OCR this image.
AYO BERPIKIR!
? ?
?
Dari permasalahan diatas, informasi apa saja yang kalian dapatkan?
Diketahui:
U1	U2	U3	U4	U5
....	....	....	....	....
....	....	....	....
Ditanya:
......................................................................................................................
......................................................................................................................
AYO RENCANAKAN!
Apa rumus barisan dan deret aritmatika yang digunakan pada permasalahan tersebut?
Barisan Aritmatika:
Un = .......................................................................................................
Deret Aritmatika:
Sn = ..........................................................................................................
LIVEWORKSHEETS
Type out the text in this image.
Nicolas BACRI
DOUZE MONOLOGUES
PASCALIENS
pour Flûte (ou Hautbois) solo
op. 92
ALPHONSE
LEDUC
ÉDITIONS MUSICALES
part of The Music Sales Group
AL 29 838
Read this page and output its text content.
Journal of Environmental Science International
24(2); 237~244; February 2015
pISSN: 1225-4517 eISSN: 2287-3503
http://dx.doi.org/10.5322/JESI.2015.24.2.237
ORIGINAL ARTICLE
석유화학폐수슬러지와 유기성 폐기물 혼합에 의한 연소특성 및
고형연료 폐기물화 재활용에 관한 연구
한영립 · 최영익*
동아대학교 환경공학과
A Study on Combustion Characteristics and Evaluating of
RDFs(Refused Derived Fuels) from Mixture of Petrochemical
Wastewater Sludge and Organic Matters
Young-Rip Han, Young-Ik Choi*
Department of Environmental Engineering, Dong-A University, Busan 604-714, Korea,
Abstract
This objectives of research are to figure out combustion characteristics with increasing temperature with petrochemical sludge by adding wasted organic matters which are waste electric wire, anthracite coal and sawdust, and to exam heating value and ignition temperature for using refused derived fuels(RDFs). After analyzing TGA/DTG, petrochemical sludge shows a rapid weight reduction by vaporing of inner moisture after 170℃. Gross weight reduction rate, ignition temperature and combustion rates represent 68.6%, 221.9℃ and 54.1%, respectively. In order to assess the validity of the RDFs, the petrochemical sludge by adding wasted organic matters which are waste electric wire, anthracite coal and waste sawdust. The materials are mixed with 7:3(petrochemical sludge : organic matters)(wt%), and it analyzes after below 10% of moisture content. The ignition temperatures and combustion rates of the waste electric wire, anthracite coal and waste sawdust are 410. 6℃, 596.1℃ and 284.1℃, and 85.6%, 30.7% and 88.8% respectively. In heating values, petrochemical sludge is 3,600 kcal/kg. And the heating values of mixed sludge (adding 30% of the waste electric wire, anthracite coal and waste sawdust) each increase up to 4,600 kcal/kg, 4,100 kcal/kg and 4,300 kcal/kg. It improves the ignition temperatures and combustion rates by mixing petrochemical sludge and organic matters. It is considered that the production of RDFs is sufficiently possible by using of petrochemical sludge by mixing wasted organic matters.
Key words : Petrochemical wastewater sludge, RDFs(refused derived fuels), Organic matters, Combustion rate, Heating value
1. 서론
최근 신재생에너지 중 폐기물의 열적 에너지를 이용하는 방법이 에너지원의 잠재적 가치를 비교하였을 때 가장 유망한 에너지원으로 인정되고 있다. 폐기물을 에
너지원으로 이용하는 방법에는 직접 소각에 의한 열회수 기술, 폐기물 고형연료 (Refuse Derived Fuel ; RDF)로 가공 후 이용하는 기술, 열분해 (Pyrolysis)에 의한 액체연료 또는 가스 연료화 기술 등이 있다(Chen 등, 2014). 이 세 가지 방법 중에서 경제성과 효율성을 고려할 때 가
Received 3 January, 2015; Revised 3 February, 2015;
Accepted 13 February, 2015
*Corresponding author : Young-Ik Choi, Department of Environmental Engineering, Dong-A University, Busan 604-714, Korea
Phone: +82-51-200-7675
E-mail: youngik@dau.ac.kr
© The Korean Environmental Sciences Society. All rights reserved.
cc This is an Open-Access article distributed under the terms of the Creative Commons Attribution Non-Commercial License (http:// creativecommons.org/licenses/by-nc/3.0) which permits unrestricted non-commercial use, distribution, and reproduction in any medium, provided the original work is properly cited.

» **What the task asks**
Make an exact copy of the material above.

» **Answer for this exercise**
OCR this image.
AYO BERPIKIR!
? ?
?
Dari permasalahan diatas, informasi apa saja yang kalian dapatkan?
Diketahui:
U1	U2	U3	U4	U5
....	....	....	....	....
....	....	....	....
Ditanya:
......................................................................................................................
......................................................................................................................
AYO RENCANAKAN!
Apa rumus barisan dan deret aritmatika yang digunakan pada permasalahan tersebut?
Barisan Aritmatika:
Un = .......................................................................................................
Deret Aritmatika:
Sn = ..........................................................................................................
LIVEWORKSHEETS
Type out the text in this image.
Nicolas BACRI
DOUZE MONOLOGUES
PASCALIENS
pour Flûte (ou Hautbois) solo
op. 92
ALPHONSE
LEDUC
ÉDITIONS MUSICALES
part of The Music Sales Group
AL 29 838
Read this page and output its text content.
Journal of Environmental Science International
24(2); 237~244; February 2015
pISSN: 1225-4517 eISSN: 2287-3503
http://dx.doi.org/10.5322/JESI.2015.24.2.237
ORIGINAL ARTICLE
석유화학폐수슬러지와 유기성 폐기물 혼합에 의한 연소특성 및
고형연료 폐기물화 재활용에 관한 연구
한영립 · 최영익*
동아대학교 환경공학과
A Study on Combustion Characteristics and Evaluating of
RDFs(Refused Derived Fuels) from Mixture of Petrochemical
Wastewater Sludge and Organic Matters
Young-Rip Han, Young-Ik Choi*
Department of Environmental Engineering, Dong-A University, Busan 604-714, Korea,
Abstract
This objectives of research are to figure out combustion characteristics with increasing temperature with petrochemical sludge by adding wasted organic matters which are waste electric wire, anthracite coal and sawdust, and to exam heating value and ignition temperature for using refused derived fuels(RDFs). After analyzing TGA/DTG, petrochemical sludge shows a rapid weight reduction by vaporing of inner moisture after 170℃. Gross weight reduction rate, ignition temperature and combustion rates represent 68.6%, 221.9℃ and 54.1%, respectively. In order to assess the validity of the RDFs, the petrochemical sludge by adding wasted organic matters which are waste electric wire, anthracite coal and waste sawdust. The materials are mixed with 7:3(petrochemical sludge : organic matters)(wt%), and it analyzes after below 10% of moisture content. The ignition temperatures and combustion rates of the waste electric wire, anthracite coal and waste sawdust are 410. 6℃, 596.1℃ and 284.1℃, and 85.6%, 30.7% and 88.8% respectively. In heating values, petrochemical sludge is 3,600 kcal/kg. And the heating values of mixed sludge (adding 30% of the waste electric wire, anthracite coal and waste sawdust) each increase up to 4,600 kcal/kg, 4,100 kcal/kg and 4,300 kcal/kg. It improves the ignition temperatures and combustion rates by mixing petrochemical sludge and organic matters. It is considered that the production of RDFs is sufficiently possible by using of petrochemical sludge by mixing wasted organic matters.
Key words : Petrochemical wastewater sludge, RDFs(refused derived fuels), Organic matters, Combustion rate, Heating value
1. 서론
최근 신재생에너지 중 폐기물의 열적 에너지를 이용하는 방법이 에너지원의 잠재적 가치를 비교하였을 때 가장 유망한 에너지원으로 인정되고 있다. 폐기물을 에
너지원으로 이용하는 방법에는 직접 소각에 의한 열회수 기술, 폐기물 고형연료 (Refuse Derived Fuel ; RDF)로 가공 후 이용하는 기술, 열분해 (Pyrolysis)에 의한 액체연료 또는 가스 연료화 기술 등이 있다(Chen 등, 2014). 이 세 가지 방법 중에서 경제성과 효율성을 고려할 때 가
Received 3 January, 2015; Revised 3 February, 2015;
Accepted 13 February, 2015
*Corresponding author : Young-Ik Choi, Department of Environmental Engineering, Dong-A University, Busan 604-714, Korea
Phone: +82-51-200-7675
E-mail: youngik@dau.ac.kr
© The Korean Environmental Sciences Society. All rights reserved.
cc This is an Open-Access article distributed under the terms of the Creative Commons Attribution Non-Commercial License (http:// creativecommons.org/licenses/by-nc/3.0) which permits unrestricted non-commercial use, distribution, and reproduction in any medium, provided the original work is properly cited.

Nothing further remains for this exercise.